* Start *

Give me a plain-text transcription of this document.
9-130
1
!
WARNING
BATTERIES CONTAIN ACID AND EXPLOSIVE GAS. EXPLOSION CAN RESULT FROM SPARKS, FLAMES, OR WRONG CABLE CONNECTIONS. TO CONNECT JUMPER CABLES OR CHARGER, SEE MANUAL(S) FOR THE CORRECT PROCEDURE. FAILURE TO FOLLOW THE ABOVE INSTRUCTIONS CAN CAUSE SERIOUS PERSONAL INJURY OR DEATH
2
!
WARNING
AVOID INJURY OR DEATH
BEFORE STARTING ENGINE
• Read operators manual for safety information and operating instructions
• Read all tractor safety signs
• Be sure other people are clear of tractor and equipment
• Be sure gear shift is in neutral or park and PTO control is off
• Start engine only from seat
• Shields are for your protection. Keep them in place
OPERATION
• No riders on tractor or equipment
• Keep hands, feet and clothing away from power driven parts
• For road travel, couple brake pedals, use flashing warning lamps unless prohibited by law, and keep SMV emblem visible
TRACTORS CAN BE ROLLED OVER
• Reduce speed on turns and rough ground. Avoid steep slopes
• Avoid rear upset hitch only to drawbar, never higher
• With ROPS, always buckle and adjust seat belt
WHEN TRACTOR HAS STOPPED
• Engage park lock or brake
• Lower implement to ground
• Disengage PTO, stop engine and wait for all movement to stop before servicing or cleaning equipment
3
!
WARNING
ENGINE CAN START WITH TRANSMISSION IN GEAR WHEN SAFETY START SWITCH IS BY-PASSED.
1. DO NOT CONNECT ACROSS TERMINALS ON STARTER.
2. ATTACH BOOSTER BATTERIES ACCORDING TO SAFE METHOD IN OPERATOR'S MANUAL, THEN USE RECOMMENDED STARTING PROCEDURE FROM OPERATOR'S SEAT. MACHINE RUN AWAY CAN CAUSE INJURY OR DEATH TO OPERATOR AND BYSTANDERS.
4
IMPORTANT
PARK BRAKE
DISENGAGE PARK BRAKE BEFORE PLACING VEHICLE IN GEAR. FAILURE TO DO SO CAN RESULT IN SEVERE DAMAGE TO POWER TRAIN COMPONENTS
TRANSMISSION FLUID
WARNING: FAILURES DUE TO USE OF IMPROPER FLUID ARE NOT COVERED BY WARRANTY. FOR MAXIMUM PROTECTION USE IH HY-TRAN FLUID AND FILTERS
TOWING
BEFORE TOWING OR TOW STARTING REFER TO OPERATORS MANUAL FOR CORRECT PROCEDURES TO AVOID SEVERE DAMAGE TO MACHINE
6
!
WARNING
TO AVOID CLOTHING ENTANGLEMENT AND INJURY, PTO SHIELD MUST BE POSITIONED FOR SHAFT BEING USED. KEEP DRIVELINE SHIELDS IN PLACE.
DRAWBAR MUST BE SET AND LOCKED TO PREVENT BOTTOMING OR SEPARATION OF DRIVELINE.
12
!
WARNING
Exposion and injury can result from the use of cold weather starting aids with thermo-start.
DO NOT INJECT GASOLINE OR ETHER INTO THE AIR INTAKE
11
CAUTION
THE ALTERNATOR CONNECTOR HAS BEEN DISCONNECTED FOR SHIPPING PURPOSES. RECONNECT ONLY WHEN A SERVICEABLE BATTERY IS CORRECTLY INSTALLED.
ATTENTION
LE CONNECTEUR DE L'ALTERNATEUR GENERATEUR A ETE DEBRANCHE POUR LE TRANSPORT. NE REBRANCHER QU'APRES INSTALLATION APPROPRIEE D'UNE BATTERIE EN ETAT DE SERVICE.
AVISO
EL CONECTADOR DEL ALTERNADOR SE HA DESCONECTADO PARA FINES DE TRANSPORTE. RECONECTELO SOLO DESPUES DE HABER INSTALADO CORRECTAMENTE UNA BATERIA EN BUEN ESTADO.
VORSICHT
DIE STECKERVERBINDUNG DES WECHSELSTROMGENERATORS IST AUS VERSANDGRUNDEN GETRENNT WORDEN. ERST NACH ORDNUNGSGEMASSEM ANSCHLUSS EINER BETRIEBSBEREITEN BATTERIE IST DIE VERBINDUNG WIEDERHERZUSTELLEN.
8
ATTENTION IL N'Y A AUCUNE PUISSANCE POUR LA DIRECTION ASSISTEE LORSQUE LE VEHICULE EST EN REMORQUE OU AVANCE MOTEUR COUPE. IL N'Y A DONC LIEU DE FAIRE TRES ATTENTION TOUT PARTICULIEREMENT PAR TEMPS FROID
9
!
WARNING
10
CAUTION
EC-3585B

* End *

In the records above, tally the lines where the word "DRIVELINE" appears, and give the number and nothing else.

2